* PROBLEM REQUIREMENTS
Rewrite the items from the beginning up to and including the line with "- title-bar: Empty, Null, or", putting "link-line" in place of every "connector-line" and leaving everything else unchanged.

* EXTRACTED ENTRIES
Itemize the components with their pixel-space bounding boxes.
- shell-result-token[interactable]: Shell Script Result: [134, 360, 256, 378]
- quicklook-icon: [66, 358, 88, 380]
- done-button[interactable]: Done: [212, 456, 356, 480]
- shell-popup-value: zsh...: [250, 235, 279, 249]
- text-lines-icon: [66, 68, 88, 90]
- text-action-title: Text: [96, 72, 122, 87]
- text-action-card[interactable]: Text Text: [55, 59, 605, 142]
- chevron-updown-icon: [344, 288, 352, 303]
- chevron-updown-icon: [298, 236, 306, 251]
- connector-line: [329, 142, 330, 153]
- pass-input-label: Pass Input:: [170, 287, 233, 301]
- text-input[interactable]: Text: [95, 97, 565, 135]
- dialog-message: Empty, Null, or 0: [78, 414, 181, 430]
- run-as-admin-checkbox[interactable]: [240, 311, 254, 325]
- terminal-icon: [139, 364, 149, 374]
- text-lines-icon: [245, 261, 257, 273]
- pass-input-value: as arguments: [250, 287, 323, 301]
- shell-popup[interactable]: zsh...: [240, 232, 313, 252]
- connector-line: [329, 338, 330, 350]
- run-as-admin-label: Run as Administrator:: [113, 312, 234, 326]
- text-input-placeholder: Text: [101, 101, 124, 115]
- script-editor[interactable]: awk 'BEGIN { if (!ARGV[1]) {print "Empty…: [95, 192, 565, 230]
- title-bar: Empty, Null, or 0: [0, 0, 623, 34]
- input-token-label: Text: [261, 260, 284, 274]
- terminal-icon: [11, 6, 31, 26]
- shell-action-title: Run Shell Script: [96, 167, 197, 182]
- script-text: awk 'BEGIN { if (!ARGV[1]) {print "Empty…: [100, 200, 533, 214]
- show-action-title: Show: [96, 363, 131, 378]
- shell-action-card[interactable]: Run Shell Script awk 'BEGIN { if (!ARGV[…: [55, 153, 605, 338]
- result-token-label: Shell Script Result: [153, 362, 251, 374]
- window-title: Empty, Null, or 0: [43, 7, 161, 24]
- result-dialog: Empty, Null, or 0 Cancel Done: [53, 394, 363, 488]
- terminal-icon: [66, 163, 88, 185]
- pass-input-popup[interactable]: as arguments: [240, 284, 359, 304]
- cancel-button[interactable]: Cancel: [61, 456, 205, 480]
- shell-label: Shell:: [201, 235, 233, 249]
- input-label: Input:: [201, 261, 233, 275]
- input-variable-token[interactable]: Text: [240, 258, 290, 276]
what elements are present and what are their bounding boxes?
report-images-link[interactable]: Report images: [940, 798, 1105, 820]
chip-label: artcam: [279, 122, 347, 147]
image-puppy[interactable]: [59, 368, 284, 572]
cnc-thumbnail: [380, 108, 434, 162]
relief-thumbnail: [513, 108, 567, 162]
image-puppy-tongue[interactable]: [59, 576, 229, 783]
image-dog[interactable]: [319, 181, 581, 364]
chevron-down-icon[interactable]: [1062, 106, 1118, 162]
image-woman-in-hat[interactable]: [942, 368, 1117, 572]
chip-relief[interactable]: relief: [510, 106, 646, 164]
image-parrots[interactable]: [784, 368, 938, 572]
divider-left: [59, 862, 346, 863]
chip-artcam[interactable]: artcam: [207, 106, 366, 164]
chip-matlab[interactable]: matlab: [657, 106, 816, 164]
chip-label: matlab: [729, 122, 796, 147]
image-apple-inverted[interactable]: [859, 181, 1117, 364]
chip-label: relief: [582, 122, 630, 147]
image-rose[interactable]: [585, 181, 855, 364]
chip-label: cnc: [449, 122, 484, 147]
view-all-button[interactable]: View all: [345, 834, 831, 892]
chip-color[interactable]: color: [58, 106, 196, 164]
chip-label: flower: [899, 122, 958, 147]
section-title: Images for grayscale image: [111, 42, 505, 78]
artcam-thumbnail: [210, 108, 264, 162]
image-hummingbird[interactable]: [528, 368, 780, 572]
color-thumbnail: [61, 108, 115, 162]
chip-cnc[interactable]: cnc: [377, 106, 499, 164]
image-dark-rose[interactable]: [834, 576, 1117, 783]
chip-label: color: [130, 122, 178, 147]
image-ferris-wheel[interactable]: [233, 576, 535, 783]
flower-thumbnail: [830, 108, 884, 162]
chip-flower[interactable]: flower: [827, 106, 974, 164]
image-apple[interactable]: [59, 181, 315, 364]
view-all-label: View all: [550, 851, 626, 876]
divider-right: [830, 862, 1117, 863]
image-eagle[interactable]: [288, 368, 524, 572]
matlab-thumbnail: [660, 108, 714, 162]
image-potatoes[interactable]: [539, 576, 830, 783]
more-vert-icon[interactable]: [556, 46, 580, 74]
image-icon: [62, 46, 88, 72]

* CORRECT OUTPUT
Itemize the components with their pixel-space bounding boxes.
- shell-result-token[interactable]: Shell Script Result: [134, 360, 256, 378]
- quicklook-icon: [66, 358, 88, 380]
- done-button[interactable]: Done: [212, 456, 356, 480]
- shell-popup-value: zsh...: [250, 235, 279, 249]
- text-lines-icon: [66, 68, 88, 90]
- text-action-title: Text: [96, 72, 122, 87]
- text-action-card[interactable]: Text Text: [55, 59, 605, 142]
- chevron-updown-icon: [344, 288, 352, 303]
- chevron-updown-icon: [298, 236, 306, 251]
- link-line: [329, 142, 330, 153]
- pass-input-label: Pass Input:: [170, 287, 233, 301]
- text-input[interactable]: Text: [95, 97, 565, 135]
- dialog-message: Empty, Null, or 0: [78, 414, 181, 430]
- run-as-admin-checkbox[interactable]: [240, 311, 254, 325]
- terminal-icon: [139, 364, 149, 374]
- text-lines-icon: [245, 261, 257, 273]
- pass-input-value: as arguments: [250, 287, 323, 301]
- shell-popup[interactable]: zsh...: [240, 232, 313, 252]
- link-line: [329, 338, 330, 350]
- run-as-admin-label: Run as Administrator:: [113, 312, 234, 326]
- text-input-placeholder: Text: [101, 101, 124, 115]
- script-editor[interactable]: awk 'BEGIN { if (!ARGV[1]) {print "Empty…: [95, 192, 565, 230]
- title-bar: Empty, Null, or 0: [0, 0, 623, 34]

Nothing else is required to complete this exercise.